* Your instructions
Check every line of the material below for the string "Passwort", and return the ones that have it.

╔══

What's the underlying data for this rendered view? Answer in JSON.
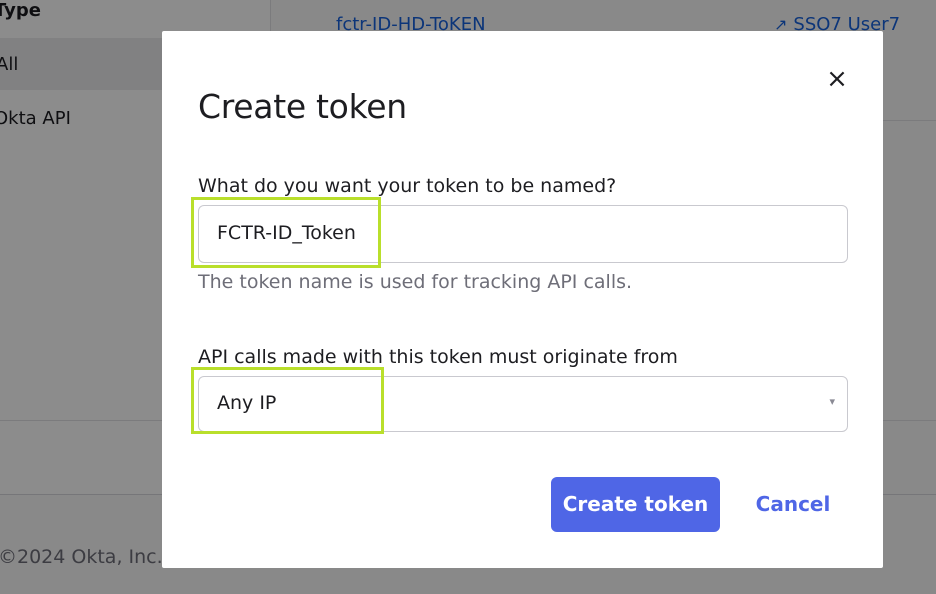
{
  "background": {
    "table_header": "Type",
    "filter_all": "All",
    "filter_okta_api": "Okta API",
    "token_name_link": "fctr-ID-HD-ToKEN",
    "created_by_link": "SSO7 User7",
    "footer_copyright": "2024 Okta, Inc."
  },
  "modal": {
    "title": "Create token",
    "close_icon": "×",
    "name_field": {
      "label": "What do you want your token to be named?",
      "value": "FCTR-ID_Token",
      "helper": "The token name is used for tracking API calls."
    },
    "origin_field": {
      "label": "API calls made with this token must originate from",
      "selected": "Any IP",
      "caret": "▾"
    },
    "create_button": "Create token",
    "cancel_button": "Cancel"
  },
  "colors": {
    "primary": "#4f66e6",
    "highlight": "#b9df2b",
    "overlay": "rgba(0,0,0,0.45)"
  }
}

╚══
╔══

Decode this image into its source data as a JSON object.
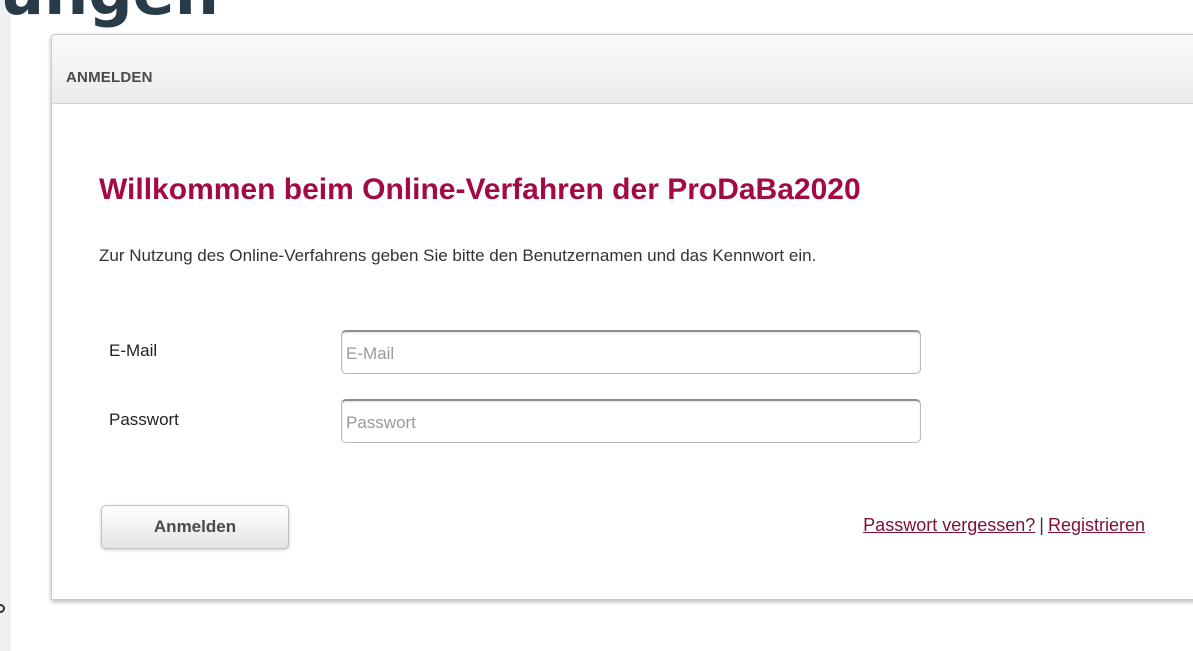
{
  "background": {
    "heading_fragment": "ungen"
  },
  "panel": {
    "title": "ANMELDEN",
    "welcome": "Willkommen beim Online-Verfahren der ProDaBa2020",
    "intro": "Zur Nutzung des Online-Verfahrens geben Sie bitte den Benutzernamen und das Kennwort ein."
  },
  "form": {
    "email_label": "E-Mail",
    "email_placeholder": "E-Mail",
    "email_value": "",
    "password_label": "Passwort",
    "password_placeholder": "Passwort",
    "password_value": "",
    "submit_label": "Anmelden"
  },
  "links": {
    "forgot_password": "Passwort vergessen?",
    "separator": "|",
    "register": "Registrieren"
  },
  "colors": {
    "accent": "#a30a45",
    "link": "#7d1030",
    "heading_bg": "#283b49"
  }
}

╚══

* Correct output
    "password_label": "Passwort",
    "password_placeholder": "Passwort",
    "forgot_password": "Passwort vergessen?",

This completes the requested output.